Now, after decades of working together to restore their diverse Indigenous land and resource stewardship systems, some communities are seeing their persistence pay off. Their recent report published in Ecology and Society outlines the pathways of three Hawaiian communities, Hāʻena on the island of Kauaʻi, Heʻeia on the island of Oʻahu and Kaʻūpūlehu on the island of Hawaiʻi, who have seen success in navigating American bureaucracy and restoring Indigenous stewardship on a mountain-to-sea scale.

For example, in 2015, the community in Hāʻena established the first fully functional community-based subsistence fishing area in the world as an Indigenous and community conserved area (ICCA). A 2021 five-year study of Hawai’i’s aquatic resources and coral showed improvements since 2015. The report indicated that the richness and abundance of native fishes important to the Hāʻena community for food, like nenue, or chub (of several Kyphosus species), and kala, or Bluespine unicornfish (Naso unicornis), had increased inside the protected area.

“Taking care of the ocean,” rather than “taking from the ocean” is another key principle grounded in harvesting with care for the ecosystem that has led to restrictions on explicitly extractive gear like lay nets and spear guns, catch limits on key species like lobster and limpets and Kaʻūpūlehu’s temporary halt on harvesting marine resources altogether.

------------------------------

> _WRITTEN TASK 1_
Repeat the passage on Hawaiian community stewardship word for word, from "For example, in" up to and including "the protected area.".

(Spatial layout entries)
------------------------------

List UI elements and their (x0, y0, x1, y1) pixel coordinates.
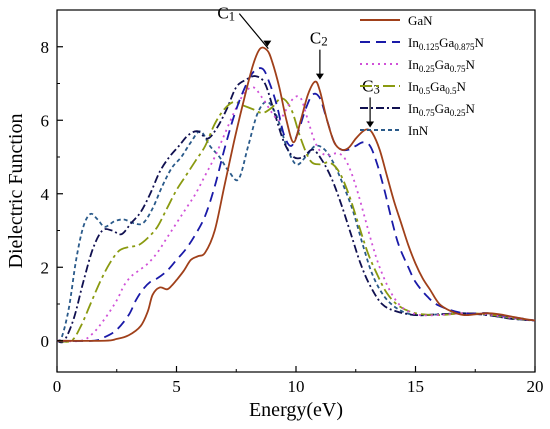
legend-label: In0.125Ga0.875N (408, 35, 485, 52)
series-line-inn (56, 100, 536, 342)
x-tick-label: 5 (172, 377, 181, 396)
peak-label-main: C (310, 29, 321, 48)
x-axis: 0 5 10 15 20 (53, 366, 544, 396)
legend-label: GaN (408, 13, 433, 28)
y-tick-label: 2 (41, 258, 50, 277)
legend-label: In0.25Ga0.75N (408, 57, 476, 74)
peak-label-sub: 1 (229, 9, 236, 24)
y-tick-label: 8 (41, 38, 50, 57)
x-tick-label: 10 (288, 377, 305, 396)
series-line-gan (56, 46, 536, 342)
peak-label-main: C (217, 4, 228, 23)
legend-label: InN (408, 123, 429, 138)
x-tick-label: 15 (407, 377, 424, 396)
series-line-in0-5ga0-5n (56, 97, 536, 343)
legend-label: In0.75Ga0.25N (408, 101, 476, 118)
peak-arrow (238, 13, 269, 49)
peak-label-sub: 2 (321, 34, 328, 49)
x-tick-label: 20 (527, 377, 544, 396)
y-tick-label: 4 (41, 185, 50, 204)
series-line-in0-25ga0-75n (56, 86, 536, 343)
peak-label-c1: C1 (217, 4, 235, 24)
y-tick-label: 6 (41, 111, 50, 130)
x-axis-title: Energy(eV) (249, 399, 343, 421)
legend-label: In0.5Ga0.5N (408, 79, 467, 96)
peak-label-sub: 3 (373, 81, 380, 96)
peak-label-c2: C2 (310, 29, 328, 49)
legend: GaN In0.125Ga0.875N In0.25Ga0.75N In0.5Ga0.… (360, 13, 485, 138)
x-tick-label: 0 (53, 377, 62, 396)
y-axis-title: Dielectric Function (5, 114, 27, 269)
y-axis: 0 2 4 6 8 (41, 38, 63, 351)
peak-arrow-head (315, 73, 324, 80)
peak-arrow-head (366, 121, 375, 128)
series-layer (56, 46, 536, 344)
y-tick-label: 0 (41, 332, 50, 351)
series-line-in0-125ga0-875n (56, 67, 536, 342)
series-line-in0-75ga0-25n (56, 75, 536, 344)
peak-arrow-head (263, 40, 272, 47)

------------------------------

> _WRITTEN TASK 2_
Reproduce the lines of the entries from the line with "legend-label: In0.125Ga0.875N (408, 35, 485, 52)" up to and including the line with "legend-label: In0.5Ga0.5N (408, 79, 467, 96)", and give only those lines.

> _REPLY 1_
For example, in 2015, the community in Hāʻena established the first fully functional community-based subsistence fishing area in the world as an Indigenous and community conserved area (ICCA). A 2021 five-year study of Hawai’i’s aquatic resources and coral showed improvements since 2015. The report indicated that the richness and abundance of native fishes important to the Hāʻena community for food, like nenue, or chub (of several Kyphosus species), and kala, or Bluespine unicornfish (Naso unicornis), had increased inside the protected area.

> _REPLY 2_
legend-label: In0.125Ga0.875N (408, 35, 485, 52)
series-line-inn (56, 100, 536, 342)
x-tick-label: 5 (172, 377, 181, 396)
peak-label-main: C (310, 29, 321, 48)
x-axis: 0 5 10 15 20 (53, 366, 544, 396)
legend-label: GaN (408, 13, 433, 28)
y-tick-label: 2 (41, 258, 50, 277)
legend-label: In0.25Ga0.75N (408, 57, 476, 74)
peak-label-sub: 1 (229, 9, 236, 24)
y-tick-label: 8 (41, 38, 50, 57)
x-tick-label: 10 (288, 377, 305, 396)
series-line-gan (56, 46, 536, 342)
peak-label-main: C (217, 4, 228, 23)
legend-label: InN (408, 123, 429, 138)
x-tick-label: 15 (407, 377, 424, 396)
series-line-in0-5ga0-5n (56, 97, 536, 343)
legend-label: In0.75Ga0.25N (408, 101, 476, 118)
peak-arrow (238, 13, 269, 49)
peak-label-sub: 2 (321, 34, 328, 49)
x-tick-label: 20 (527, 377, 544, 396)
y-tick-label: 4 (41, 185, 50, 204)
series-line-in0-25ga0-75n (56, 86, 536, 343)
peak-label-c1: C1 (217, 4, 235, 24)
y-tick-label: 6 (41, 111, 50, 130)
x-axis-title: Energy(eV) (249, 399, 343, 421)
legend-label: In0.5Ga0.5N (408, 79, 467, 96)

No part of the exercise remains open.